Below is a set of records; restate each one word for word.

**MATERIAL PROVIDED:**
╔══
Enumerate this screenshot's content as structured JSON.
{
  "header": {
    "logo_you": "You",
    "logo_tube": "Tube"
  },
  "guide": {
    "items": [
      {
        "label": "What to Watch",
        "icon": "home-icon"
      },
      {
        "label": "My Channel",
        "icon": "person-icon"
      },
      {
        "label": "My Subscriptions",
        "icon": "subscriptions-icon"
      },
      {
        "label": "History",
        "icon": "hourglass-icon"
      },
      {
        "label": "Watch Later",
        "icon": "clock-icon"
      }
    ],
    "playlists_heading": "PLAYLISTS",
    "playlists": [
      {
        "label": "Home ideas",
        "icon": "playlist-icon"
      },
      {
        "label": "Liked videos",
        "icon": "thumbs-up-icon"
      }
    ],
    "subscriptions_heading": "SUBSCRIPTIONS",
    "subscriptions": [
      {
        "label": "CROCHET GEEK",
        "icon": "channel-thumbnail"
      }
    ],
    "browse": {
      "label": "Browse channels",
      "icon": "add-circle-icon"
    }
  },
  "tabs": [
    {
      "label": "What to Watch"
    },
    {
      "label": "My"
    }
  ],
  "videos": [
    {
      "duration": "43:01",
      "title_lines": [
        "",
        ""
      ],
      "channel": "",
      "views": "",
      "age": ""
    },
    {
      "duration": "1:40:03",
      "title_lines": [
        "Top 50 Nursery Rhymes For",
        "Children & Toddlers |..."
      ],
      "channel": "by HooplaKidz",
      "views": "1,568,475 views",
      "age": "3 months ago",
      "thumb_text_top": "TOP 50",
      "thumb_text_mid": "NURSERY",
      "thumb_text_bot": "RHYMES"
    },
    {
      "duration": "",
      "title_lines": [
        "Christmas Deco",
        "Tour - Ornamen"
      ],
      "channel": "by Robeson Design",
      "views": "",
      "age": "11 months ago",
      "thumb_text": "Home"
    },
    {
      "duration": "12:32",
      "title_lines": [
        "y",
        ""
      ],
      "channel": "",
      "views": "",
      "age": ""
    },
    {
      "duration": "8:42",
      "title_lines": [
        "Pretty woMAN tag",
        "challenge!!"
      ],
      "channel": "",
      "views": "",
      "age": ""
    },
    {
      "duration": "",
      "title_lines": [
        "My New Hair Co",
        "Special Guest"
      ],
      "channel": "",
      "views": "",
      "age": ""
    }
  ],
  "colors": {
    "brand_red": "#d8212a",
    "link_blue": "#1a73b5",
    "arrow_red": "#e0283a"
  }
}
╚══
**ANSWER:**
Enumerate this screenshot's content as structured JSON.
{
  "header": {
    "logo_you": "You",
    "logo_tube": "Tube"
  },
  "guide": {
    "items": [
      {
        "label": "What to Watch",
        "icon": "home-icon"
      },
      {
        "label": "My Channel",
        "icon": "person-icon"
      },
      {
        "label": "My Subscriptions",
        "icon": "subscriptions-icon"
      },
      {
        "label": "History",
        "icon": "hourglass-icon"
      },
      {
        "label": "Watch Later",
        "icon": "clock-icon"
      }
    ],
    "playlists_heading": "PLAYLISTS",
    "playlists": [
      {
        "label": "Home ideas",
        "icon": "playlist-icon"
      },
      {
        "label": "Liked videos",
        "icon": "thumbs-up-icon"
      }
    ],
    "subscriptions_heading": "SUBSCRIPTIONS",
    "subscriptions": [
      {
        "label": "CROCHET GEEK",
        "icon": "channel-thumbnail"
      }
    ],
    "browse": {
      "label": "Browse channels",
      "icon": "add-circle-icon"
    }
  },
  "tabs": [
    {
      "label": "What to Watch"
    },
    {
      "label": "My"
    }
  ],
  "videos": [
    {
      "duration": "43:01",
      "title_lines": [
        "",
        ""
      ],
      "channel": "",
      "views": "",
      "age": ""
    },
    {
      "duration": "1:40:03",
      "title_lines": [
        "Top 50 Nursery Rhymes For",
        "Children & Toddlers |..."
      ],
      "channel": "by HooplaKidz",
      "views": "1,568,475 views",
      "age": "3 months ago",
      "thumb_text_top": "TOP 50",
      "thumb_text_mid": "NURSERY",
      "thumb_text_bot": "RHYMES"
    },
    {
      "duration": "",
      "title_lines": [
        "Christmas Deco",
        "Tour - Ornamen"
      ],
      "channel": "by Robeson Design",
      "views": "",
      "age": "11 months ago",
      "thumb_text": "Home"
    },
    {
      "duration": "12:32",
      "title_lines": [
        "y",
        ""
      ],
      "channel": "",
      "views": "",
      "age": ""
    },
    {
      "duration": "8:42",
      "title_lines": [
        "Pretty woMAN tag",
        "challenge!!"
      ],
      "channel": "",
      "views": "",
      "age": ""
    },
    {
      "duration": "",
      "title_lines": [
        "My New Hair Co",
        "Special Guest"
      ],
      "channel": "",
      "views": "",
      "age": ""
    }
  ],
  "colors": {
    "brand_red": "#d8212a",
    "link_blue": "#1a73b5",
    "arrow_red": "#e0283a"
  }
}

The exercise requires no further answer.